··· Source document ···

Controlling the Industry Choke Point
In military strategy, a choke point (or chokepoint) is a geographical feature (such as a valley or defile) which forces an army to go into a narrower formation (greatly decreasing combat power) in order to pass through it. A choke point would allow a numerically inferior army to successfully fend off a larger army since the attacker would not be able to bring his superior numbers to bear. (from Wiki)
I recently finished Martin Fridson's How to be a Billionaire: Proven Strategies from the Titans of Wealth. One of the most important observations he offers about billionaires is that they tend to have little regard for the status quo and the rules of behavior that support it. For example, if they see an opportunity to take over an industry, they go for it regardless of the acrimony from established players which such action will trigger. One popular strategy for upsetting the industry apple cart and achieving dominance can be likened to business bliztkrieg. This entails spotting the industry choke point and seizing control of it.
Let's illustrate this strategy with a number of examples from various sources.
The Robber Barons
One of the finest books on business strategy is actually The Robber Barons despite the fact that Matthew Josephson didn't set out to write such a book. The Robber Barons were absolute masters at identifying and controlling the choke points in various industries—particularly railroads. For example, if freight had to be transported by two or more separate railroad lines, as was often the case back then, to get to its ultimate destination, the Robber Barons would look for a means to shoehorn themselves into a controlling position with as little investment as possible. Often this was achieved by acquiring control of a small railroad that served as a connector between two larger lines. Why spend a fortune to buy a huge line when you could maximize control with minimum investment by only controlling the choke point?
This strategy was employed over and over again by the so-called Robber Barons.
Standard Oil's founder John D. Rockefeller, perhaps the most famous billionaire of all time, had an aversion to free market competition for good reason. In the early days of the oil business the industry was comprised of thousands of small wildcatters who often competed solely on price which led to never-ending boom-or-bust cycles. When you have everyone trying to underbid everyone else dotcom era style, the effect on profit margins is disastrous. As a result, Rockefeller began looking for a means of creating cooperation amongst suppliers in order to stabilize oil prices at sustainable levels.

··· Material provided ···

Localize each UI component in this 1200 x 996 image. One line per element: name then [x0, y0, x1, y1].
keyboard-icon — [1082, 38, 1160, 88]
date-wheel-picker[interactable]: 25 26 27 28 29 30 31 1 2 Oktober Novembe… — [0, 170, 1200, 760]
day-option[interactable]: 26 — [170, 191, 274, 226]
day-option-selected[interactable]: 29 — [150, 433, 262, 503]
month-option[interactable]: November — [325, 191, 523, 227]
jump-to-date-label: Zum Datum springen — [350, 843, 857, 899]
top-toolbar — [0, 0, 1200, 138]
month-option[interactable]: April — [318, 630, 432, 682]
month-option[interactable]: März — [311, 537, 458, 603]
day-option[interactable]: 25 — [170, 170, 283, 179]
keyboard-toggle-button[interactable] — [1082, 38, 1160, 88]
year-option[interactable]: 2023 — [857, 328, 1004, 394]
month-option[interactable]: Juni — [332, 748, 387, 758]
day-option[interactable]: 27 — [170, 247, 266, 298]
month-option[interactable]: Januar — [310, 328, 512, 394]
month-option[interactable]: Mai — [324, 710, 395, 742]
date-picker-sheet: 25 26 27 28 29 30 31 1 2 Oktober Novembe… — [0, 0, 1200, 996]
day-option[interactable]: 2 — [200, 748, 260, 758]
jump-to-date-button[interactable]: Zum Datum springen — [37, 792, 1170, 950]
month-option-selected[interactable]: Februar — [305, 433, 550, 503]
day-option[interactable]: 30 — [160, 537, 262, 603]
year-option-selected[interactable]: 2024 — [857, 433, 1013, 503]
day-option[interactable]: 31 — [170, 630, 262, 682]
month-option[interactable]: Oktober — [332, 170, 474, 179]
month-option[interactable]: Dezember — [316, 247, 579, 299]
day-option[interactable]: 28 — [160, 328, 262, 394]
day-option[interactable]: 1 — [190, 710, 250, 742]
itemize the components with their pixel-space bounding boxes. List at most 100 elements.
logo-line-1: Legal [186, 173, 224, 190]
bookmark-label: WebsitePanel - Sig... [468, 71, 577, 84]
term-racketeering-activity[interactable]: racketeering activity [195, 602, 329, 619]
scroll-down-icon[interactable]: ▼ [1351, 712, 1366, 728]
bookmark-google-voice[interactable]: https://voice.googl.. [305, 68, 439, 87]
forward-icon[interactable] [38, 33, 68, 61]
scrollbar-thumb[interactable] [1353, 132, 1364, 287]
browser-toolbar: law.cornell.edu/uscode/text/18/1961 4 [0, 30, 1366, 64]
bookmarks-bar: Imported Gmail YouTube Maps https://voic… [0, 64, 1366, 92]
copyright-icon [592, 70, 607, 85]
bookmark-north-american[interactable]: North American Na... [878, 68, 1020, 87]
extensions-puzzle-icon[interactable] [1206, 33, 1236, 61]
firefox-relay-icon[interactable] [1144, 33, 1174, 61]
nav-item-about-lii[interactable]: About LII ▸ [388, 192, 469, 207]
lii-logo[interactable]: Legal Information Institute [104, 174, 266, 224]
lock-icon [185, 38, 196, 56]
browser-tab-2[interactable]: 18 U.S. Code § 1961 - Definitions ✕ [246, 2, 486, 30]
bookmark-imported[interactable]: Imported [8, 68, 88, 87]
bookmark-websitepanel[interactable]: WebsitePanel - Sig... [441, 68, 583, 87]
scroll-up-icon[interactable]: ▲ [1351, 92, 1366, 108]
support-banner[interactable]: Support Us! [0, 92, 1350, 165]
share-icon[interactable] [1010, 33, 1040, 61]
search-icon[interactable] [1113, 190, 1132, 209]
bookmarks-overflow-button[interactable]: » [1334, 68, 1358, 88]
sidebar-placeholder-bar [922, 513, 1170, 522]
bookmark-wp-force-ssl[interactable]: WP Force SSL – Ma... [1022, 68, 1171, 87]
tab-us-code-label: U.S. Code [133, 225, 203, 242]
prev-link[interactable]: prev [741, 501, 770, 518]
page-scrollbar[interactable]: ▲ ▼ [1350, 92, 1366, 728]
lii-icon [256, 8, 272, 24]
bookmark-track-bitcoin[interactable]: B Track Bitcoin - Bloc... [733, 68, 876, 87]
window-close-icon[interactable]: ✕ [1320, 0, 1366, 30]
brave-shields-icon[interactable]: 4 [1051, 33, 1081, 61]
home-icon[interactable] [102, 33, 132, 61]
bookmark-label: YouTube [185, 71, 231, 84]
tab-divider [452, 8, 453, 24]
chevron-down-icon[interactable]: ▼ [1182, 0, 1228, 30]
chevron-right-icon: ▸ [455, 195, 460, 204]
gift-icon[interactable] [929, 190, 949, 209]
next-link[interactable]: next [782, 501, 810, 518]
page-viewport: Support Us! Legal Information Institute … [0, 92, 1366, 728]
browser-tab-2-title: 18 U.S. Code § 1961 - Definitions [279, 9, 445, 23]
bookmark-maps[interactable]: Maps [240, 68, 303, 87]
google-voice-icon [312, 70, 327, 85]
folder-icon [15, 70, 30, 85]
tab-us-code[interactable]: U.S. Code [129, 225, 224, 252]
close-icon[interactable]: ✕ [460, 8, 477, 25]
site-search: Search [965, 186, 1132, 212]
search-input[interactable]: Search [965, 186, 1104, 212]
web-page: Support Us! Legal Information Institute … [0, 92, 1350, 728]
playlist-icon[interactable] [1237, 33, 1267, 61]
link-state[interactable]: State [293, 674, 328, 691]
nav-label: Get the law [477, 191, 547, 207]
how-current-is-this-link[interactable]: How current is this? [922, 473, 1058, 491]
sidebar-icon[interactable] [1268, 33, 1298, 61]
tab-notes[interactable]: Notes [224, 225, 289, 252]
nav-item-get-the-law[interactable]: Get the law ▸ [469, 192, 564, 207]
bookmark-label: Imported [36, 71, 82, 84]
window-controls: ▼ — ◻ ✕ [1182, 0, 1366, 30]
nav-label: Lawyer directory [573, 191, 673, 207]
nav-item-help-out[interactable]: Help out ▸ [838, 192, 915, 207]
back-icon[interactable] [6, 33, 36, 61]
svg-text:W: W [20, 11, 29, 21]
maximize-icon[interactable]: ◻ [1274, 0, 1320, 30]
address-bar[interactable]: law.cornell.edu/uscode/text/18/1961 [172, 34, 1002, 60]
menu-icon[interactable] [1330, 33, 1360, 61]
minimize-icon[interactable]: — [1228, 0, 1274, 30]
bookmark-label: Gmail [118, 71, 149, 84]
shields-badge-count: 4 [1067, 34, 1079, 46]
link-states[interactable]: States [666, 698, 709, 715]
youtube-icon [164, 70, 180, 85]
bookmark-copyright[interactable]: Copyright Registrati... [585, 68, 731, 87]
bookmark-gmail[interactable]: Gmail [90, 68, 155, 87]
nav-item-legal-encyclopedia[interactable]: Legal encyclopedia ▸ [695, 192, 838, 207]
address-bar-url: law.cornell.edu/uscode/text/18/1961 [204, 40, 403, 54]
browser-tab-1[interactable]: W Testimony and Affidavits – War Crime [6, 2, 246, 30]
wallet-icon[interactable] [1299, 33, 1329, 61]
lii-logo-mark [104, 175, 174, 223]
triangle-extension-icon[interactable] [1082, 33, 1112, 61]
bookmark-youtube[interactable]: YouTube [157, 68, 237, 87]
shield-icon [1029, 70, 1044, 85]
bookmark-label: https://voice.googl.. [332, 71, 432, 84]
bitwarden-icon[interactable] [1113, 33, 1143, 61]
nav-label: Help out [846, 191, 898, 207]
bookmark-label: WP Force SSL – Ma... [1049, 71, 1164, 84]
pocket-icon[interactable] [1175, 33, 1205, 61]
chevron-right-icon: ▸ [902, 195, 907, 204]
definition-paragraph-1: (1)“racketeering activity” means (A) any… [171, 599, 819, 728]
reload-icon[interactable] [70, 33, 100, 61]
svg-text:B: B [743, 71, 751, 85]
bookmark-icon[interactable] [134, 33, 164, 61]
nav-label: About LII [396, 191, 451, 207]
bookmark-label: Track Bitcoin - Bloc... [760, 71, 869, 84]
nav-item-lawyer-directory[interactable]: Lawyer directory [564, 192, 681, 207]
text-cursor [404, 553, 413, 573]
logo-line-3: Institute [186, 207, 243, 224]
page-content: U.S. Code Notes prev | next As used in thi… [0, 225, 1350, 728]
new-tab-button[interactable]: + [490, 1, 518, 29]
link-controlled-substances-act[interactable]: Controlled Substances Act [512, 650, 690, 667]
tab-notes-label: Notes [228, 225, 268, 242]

···

-- Explore the material --
(1) Please list every person named by full name in the choke point article.
(2) Answer these questions from the choke point article, each on its own line:
(a) In military strategy, what does a choke point force an army to do?
(b) How did the Robber Barons often gain a controlling position over freight moving across separate railroad lines?
(c) What were the many small operators in the early oil business called, and on what did they often compete?

-- Problem solutions --
(1)
Martin Fridson
Matthew Josephson
John D. Rockefeller

(2)
(a) It forces an army to go into a narrower formation in order to pass through it.
(b) They acquired control of a small railroad that served as a connector between two larger lines.
(c) They were called wildcatters, and they often competed solely on price.